── Exercise inputs ──
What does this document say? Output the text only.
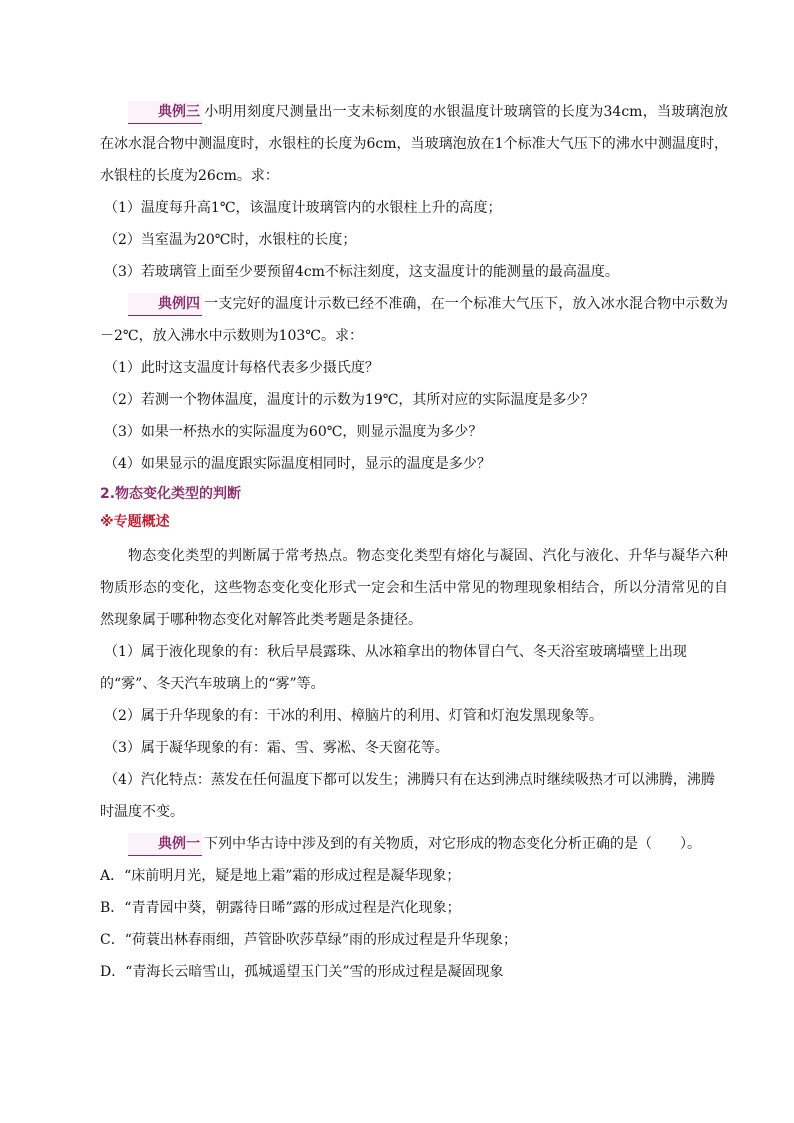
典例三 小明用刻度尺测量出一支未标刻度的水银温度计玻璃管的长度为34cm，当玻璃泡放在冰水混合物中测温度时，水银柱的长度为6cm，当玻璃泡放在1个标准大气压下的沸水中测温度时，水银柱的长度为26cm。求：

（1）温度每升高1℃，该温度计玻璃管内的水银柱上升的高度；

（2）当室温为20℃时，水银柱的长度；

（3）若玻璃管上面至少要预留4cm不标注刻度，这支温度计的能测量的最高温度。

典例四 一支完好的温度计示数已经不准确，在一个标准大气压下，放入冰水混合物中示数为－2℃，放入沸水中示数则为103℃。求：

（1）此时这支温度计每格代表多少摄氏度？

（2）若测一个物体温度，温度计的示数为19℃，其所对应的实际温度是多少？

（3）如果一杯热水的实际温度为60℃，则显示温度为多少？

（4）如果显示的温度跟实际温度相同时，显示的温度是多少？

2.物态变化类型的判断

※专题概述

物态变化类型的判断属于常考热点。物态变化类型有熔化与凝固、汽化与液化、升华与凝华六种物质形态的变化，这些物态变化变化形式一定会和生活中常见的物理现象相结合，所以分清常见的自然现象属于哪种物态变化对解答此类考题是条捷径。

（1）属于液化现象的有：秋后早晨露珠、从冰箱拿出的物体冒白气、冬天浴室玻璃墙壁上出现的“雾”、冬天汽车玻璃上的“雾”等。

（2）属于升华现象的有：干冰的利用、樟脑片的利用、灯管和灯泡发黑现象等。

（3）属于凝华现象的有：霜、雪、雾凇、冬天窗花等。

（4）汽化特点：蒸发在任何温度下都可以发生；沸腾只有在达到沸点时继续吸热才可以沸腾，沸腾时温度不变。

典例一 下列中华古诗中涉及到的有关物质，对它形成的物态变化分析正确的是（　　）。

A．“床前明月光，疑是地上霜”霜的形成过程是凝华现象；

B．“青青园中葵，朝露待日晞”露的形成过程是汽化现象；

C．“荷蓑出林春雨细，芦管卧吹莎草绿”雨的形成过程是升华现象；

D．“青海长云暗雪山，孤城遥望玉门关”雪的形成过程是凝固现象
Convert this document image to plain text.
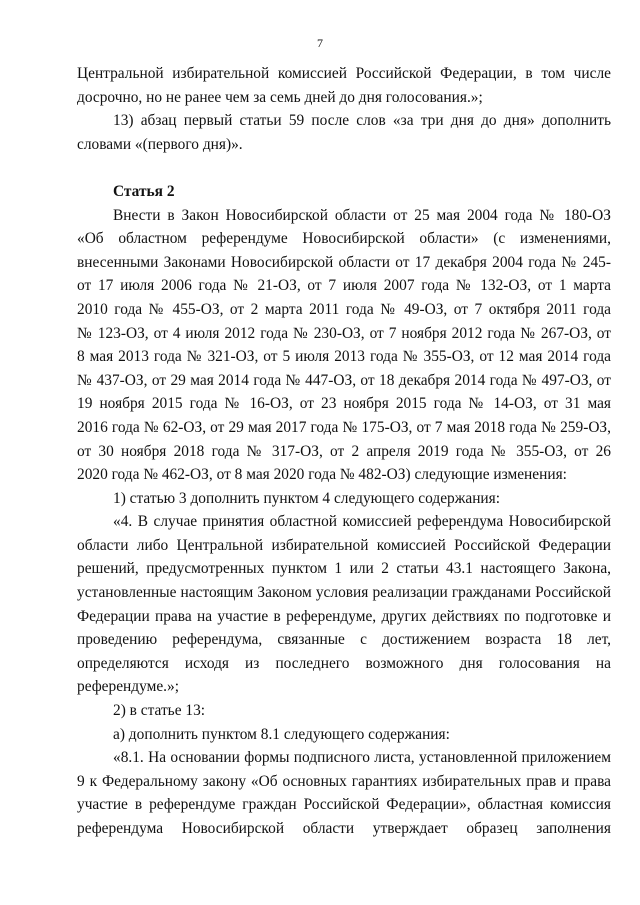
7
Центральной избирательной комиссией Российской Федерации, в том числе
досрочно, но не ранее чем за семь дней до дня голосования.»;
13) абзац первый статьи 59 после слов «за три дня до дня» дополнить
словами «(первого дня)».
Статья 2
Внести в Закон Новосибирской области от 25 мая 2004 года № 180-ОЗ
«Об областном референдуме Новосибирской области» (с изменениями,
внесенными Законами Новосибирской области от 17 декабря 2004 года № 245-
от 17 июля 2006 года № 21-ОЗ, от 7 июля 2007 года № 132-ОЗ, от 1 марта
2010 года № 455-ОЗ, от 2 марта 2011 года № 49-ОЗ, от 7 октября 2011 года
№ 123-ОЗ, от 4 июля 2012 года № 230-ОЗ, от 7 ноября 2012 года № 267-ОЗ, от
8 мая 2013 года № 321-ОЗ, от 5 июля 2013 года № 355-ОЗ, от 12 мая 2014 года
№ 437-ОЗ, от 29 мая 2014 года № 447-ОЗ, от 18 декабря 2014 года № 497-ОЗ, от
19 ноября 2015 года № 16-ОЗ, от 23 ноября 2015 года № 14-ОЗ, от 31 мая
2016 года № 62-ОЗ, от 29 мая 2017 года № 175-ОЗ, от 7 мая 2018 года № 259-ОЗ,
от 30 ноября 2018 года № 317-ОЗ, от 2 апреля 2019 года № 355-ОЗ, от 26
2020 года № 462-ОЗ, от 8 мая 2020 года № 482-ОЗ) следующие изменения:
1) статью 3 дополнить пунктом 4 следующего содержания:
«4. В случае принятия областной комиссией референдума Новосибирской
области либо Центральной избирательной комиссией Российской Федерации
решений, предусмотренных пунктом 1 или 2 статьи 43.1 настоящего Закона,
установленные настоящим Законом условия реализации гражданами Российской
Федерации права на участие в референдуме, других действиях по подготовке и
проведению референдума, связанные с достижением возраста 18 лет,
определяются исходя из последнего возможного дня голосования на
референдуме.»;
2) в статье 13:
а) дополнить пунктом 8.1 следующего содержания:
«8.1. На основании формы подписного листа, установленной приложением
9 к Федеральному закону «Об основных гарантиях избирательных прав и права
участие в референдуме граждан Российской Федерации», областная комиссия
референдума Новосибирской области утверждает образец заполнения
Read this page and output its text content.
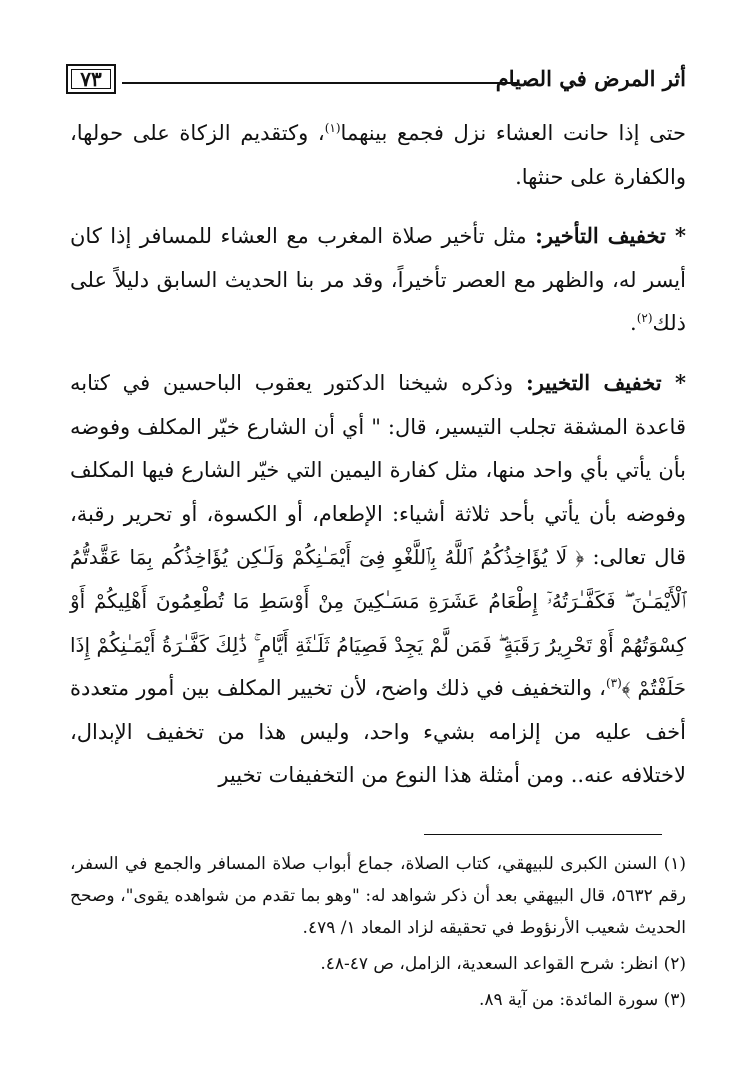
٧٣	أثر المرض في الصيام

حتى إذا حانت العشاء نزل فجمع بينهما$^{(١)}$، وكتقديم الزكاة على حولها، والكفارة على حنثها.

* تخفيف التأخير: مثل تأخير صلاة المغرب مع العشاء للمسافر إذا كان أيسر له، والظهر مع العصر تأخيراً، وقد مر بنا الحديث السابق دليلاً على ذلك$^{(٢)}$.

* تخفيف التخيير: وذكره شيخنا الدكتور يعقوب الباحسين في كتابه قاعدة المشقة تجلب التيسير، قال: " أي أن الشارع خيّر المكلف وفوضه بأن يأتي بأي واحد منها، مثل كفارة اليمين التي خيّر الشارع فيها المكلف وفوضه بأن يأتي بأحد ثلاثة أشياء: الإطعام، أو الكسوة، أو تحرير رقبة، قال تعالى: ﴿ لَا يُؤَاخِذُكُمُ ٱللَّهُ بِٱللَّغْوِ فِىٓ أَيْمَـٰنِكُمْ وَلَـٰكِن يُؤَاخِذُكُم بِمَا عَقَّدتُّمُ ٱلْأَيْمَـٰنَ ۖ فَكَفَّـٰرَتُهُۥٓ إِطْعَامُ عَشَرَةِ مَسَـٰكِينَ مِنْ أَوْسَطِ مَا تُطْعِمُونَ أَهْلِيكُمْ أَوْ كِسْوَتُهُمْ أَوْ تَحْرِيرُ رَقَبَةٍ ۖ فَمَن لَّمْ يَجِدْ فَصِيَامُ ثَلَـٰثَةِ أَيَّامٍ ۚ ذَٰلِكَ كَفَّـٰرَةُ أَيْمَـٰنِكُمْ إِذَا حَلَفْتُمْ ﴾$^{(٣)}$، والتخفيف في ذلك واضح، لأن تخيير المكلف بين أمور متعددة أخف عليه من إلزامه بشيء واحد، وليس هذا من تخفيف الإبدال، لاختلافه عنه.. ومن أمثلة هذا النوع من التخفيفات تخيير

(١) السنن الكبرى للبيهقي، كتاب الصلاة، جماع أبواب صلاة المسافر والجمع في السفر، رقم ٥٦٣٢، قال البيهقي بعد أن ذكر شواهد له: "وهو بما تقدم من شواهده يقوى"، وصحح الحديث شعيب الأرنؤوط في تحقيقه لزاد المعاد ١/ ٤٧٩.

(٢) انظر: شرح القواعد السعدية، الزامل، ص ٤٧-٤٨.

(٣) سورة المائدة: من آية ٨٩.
───
── Exercise inputs ──
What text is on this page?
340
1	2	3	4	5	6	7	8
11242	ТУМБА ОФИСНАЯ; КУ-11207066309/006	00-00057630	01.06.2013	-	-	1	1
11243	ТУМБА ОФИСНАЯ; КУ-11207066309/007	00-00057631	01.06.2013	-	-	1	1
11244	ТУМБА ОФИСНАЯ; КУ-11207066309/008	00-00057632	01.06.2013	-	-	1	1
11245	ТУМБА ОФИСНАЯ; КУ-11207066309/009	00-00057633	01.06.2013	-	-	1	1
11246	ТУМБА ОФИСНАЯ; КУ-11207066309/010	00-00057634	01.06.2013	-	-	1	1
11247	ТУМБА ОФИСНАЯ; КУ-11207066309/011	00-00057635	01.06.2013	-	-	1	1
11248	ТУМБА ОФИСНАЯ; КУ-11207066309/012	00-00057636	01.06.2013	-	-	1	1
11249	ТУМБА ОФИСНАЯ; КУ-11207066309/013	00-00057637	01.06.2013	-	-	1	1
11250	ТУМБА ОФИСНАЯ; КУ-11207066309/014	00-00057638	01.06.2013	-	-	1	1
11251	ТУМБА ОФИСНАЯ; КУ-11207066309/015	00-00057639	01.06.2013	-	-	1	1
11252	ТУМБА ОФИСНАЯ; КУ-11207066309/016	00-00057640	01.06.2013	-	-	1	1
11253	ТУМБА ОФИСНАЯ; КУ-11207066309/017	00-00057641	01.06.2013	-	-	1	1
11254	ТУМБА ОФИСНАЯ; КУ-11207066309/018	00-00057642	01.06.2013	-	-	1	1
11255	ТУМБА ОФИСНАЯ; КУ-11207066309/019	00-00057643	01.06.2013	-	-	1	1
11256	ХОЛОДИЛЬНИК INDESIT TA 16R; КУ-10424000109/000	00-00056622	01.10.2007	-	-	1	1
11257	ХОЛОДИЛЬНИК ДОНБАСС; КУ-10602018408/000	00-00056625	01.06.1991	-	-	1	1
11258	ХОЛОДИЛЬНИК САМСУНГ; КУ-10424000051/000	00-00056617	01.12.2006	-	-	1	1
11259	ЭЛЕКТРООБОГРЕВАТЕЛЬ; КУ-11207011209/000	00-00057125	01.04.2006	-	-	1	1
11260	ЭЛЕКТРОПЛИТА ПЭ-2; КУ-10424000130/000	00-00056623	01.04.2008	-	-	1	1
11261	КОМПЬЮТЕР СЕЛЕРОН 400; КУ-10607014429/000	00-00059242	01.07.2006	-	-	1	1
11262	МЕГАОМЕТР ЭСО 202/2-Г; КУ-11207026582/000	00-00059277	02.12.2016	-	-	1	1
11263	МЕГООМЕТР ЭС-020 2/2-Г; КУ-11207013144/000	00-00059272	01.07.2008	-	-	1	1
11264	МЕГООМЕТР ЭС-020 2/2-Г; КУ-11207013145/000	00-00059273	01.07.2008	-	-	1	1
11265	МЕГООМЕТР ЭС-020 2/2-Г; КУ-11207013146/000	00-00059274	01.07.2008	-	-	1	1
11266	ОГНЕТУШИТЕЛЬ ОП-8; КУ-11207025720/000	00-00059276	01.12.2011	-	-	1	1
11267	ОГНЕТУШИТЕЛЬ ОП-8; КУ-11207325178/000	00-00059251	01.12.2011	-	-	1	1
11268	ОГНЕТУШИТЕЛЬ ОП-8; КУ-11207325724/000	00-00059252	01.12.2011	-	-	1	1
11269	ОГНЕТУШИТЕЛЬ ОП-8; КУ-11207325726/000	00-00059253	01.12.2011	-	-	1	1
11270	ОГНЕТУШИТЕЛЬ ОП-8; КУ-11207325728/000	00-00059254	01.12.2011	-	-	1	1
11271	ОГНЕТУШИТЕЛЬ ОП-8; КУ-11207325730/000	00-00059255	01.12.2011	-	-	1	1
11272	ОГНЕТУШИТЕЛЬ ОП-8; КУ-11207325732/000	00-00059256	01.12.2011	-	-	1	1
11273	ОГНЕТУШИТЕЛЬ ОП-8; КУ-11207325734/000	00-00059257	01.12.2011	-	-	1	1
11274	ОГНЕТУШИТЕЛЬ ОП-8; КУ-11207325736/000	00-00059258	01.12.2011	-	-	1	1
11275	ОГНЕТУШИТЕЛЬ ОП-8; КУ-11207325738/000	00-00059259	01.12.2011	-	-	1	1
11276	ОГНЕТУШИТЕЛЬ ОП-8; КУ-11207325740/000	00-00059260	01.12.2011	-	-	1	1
───
#### Required work
Copy each line of the listing that holds the word "содержания".

#### Result of this exercise
1) статью 3 дополнить пунктом 4 следующего содержания:
а) дополнить пунктом 8.1 следующего содержания:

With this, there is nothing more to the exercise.